╔══
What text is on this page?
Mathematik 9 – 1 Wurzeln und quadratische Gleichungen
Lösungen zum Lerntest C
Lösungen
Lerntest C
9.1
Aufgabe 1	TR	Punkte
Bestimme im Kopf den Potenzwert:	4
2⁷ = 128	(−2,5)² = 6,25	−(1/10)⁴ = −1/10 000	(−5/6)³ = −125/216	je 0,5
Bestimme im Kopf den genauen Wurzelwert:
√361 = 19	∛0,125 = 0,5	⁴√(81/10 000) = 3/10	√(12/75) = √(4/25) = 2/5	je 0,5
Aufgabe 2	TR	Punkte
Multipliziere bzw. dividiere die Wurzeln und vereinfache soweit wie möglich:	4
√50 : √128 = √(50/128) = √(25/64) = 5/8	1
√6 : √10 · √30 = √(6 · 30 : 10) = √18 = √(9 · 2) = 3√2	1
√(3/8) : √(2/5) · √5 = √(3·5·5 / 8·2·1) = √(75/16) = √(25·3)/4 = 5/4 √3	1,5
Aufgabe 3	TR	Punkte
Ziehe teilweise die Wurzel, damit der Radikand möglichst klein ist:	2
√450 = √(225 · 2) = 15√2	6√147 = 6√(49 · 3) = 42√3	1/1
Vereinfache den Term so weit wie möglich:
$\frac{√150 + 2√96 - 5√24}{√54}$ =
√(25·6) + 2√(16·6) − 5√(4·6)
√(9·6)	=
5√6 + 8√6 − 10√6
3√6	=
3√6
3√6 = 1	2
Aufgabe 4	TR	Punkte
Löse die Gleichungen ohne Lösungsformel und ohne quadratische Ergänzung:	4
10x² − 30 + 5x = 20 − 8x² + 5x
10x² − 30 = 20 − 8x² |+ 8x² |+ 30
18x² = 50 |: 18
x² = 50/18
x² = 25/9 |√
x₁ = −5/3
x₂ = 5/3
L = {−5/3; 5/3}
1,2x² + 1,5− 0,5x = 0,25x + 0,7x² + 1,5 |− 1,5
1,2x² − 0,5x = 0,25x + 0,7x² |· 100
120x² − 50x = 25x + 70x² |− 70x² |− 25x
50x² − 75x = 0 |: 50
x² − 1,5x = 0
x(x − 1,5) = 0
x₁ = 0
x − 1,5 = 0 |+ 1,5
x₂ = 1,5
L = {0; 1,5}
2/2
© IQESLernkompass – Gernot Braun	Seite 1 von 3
╚══
╔══
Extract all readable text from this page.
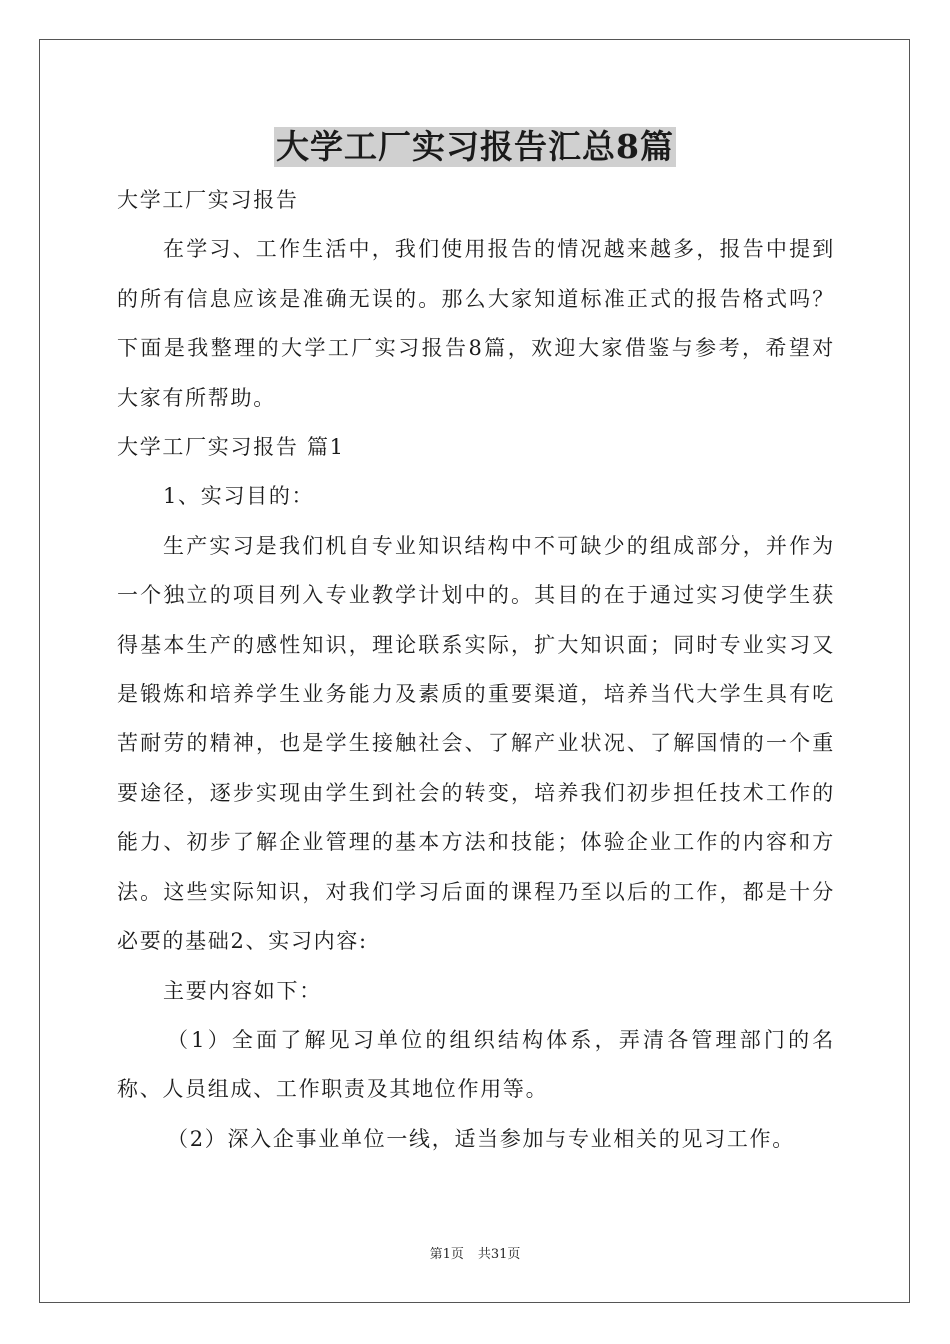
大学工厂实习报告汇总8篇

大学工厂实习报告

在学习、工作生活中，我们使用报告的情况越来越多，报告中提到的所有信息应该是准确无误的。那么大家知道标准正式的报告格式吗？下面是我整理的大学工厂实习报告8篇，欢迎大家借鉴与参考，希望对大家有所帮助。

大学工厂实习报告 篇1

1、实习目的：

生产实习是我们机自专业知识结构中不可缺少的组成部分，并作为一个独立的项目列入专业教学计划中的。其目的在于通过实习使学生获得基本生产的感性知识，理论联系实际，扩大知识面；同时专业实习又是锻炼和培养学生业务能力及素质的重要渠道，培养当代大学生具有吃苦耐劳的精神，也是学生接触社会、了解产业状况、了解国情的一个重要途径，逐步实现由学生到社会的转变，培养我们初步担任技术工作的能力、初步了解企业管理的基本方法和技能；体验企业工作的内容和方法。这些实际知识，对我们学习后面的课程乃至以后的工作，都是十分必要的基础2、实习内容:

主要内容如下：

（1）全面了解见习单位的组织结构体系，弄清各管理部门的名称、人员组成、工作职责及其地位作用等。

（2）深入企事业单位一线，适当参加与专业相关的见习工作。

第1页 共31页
╚══
╔══
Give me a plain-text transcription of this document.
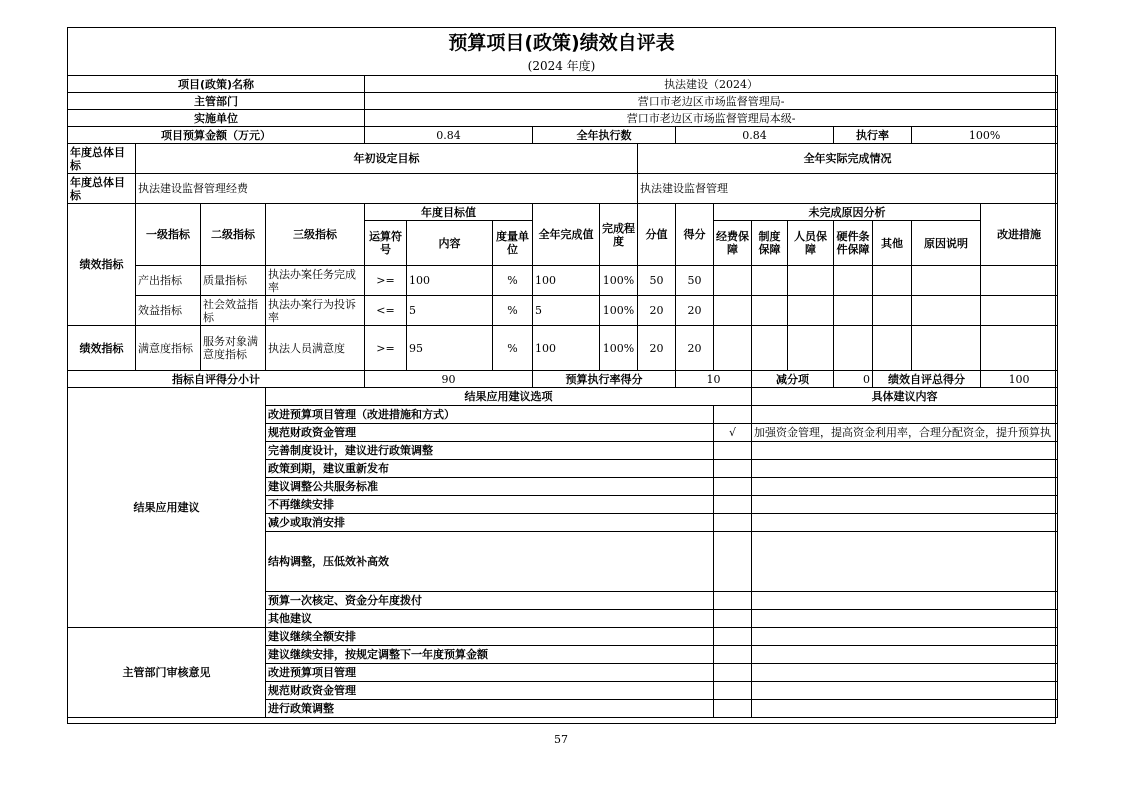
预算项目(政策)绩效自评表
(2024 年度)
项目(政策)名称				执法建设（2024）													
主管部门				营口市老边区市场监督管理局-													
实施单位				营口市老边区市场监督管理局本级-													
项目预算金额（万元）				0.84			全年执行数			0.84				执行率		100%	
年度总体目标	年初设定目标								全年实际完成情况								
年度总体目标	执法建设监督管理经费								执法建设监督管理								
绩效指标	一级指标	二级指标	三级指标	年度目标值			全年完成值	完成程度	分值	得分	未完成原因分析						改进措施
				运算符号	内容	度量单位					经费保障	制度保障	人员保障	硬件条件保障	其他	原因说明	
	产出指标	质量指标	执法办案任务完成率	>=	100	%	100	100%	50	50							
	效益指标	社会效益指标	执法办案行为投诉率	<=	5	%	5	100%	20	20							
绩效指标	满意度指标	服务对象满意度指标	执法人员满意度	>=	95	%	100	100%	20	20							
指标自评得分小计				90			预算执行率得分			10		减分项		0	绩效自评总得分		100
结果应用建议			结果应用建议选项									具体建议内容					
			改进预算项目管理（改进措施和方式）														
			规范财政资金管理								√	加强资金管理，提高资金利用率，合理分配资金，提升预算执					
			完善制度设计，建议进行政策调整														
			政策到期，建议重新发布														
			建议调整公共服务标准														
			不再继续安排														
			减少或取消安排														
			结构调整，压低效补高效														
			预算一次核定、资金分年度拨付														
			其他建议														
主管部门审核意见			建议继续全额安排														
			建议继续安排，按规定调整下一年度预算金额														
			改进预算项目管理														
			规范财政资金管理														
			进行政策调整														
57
╚══
Task objective:
Filter the records, keeping only lines that contain "规范财政资金管理", and show those lines.

Written answer:
			规范财政资金管理								√	加强资金管理，提高资金利用率，合理分配资金，提升预算执					
			规范财政资金管理														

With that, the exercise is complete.